• [DATA EXTRACT]
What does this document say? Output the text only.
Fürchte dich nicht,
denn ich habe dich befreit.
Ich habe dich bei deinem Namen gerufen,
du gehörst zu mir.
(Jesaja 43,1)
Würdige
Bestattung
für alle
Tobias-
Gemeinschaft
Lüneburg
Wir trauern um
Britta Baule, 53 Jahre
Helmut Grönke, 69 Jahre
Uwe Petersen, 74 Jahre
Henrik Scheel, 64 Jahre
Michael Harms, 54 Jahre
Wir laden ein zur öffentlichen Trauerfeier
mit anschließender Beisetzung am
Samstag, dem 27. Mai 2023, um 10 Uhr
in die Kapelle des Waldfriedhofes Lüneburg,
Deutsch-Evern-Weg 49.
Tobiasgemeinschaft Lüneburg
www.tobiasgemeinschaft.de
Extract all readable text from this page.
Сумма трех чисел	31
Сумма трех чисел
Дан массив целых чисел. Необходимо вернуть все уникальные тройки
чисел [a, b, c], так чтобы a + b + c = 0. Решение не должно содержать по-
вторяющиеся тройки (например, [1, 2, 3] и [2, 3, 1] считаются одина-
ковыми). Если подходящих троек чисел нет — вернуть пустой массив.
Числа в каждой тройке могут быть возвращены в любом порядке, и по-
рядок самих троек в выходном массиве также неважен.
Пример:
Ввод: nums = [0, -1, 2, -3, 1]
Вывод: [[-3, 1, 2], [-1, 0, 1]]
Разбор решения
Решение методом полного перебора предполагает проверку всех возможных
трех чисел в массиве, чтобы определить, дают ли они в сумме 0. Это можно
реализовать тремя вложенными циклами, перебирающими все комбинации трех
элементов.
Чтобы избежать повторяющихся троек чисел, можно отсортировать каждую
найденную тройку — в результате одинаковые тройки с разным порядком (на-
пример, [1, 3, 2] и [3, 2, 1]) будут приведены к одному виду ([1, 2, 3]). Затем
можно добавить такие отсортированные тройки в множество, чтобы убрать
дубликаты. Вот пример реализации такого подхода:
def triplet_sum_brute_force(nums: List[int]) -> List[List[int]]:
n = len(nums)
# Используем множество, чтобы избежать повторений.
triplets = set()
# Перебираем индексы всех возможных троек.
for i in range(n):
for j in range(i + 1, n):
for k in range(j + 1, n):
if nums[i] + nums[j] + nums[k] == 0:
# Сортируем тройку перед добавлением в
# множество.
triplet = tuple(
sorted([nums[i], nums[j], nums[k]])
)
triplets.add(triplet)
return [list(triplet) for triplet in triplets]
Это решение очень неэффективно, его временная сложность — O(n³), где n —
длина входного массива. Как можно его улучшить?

• [SHORT PROBLEM] All entries must be repeated verbatim.

• [EXPECTED ANSWER]
What does this document say? Output the text only.
Fürchte dich nicht,
denn ich habe dich befreit.
Ich habe dich bei deinem Namen gerufen,
du gehörst zu mir.
(Jesaja 43,1)
Würdige
Bestattung
für alle
Tobias-
Gemeinschaft
Lüneburg
Wir trauern um
Britta Baule, 53 Jahre
Helmut Grönke, 69 Jahre
Uwe Petersen, 74 Jahre
Henrik Scheel, 64 Jahre
Michael Harms, 54 Jahre
Wir laden ein zur öffentlichen Trauerfeier
mit anschließender Beisetzung am
Samstag, dem 27. Mai 2023, um 10 Uhr
in die Kapelle des Waldfriedhofes Lüneburg,
Deutsch-Evern-Weg 49.
Tobiasgemeinschaft Lüneburg
www.tobiasgemeinschaft.de
Extract all readable text from this page.
Сумма трех чисел	31
Сумма трех чисел
Дан массив целых чисел. Необходимо вернуть все уникальные тройки
чисел [a, b, c], так чтобы a + b + c = 0. Решение не должно содержать по-
вторяющиеся тройки (например, [1, 2, 3] и [2, 3, 1] считаются одина-
ковыми). Если подходящих троек чисел нет — вернуть пустой массив.
Числа в каждой тройке могут быть возвращены в любом порядке, и по-
рядок самих троек в выходном массиве также неважен.
Пример:
Ввод: nums = [0, -1, 2, -3, 1]
Вывод: [[-3, 1, 2], [-1, 0, 1]]
Разбор решения
Решение методом полного перебора предполагает проверку всех возможных
трех чисел в массиве, чтобы определить, дают ли они в сумме 0. Это можно
реализовать тремя вложенными циклами, перебирающими все комбинации трех
элементов.
Чтобы избежать повторяющихся троек чисел, можно отсортировать каждую
найденную тройку — в результате одинаковые тройки с разным порядком (на-
пример, [1, 3, 2] и [3, 2, 1]) будут приведены к одному виду ([1, 2, 3]). Затем
можно добавить такие отсортированные тройки в множество, чтобы убрать
дубликаты. Вот пример реализации такого подхода:
def triplet_sum_brute_force(nums: List[int]) -> List[List[int]]:
n = len(nums)
# Используем множество, чтобы избежать повторений.
triplets = set()
# Перебираем индексы всех возможных троек.
for i in range(n):
for j in range(i + 1, n):
for k in range(j + 1, n):
if nums[i] + nums[j] + nums[k] == 0:
# Сортируем тройку перед добавлением в
# множество.
triplet = tuple(
sorted([nums[i], nums[j], nums[k]])
)
triplets.add(triplet)
return [list(triplet) for triplet in triplets]
Это решение очень неэффективно, его временная сложность — O(n³), где n —
длина входного массива. Как можно его улучшить?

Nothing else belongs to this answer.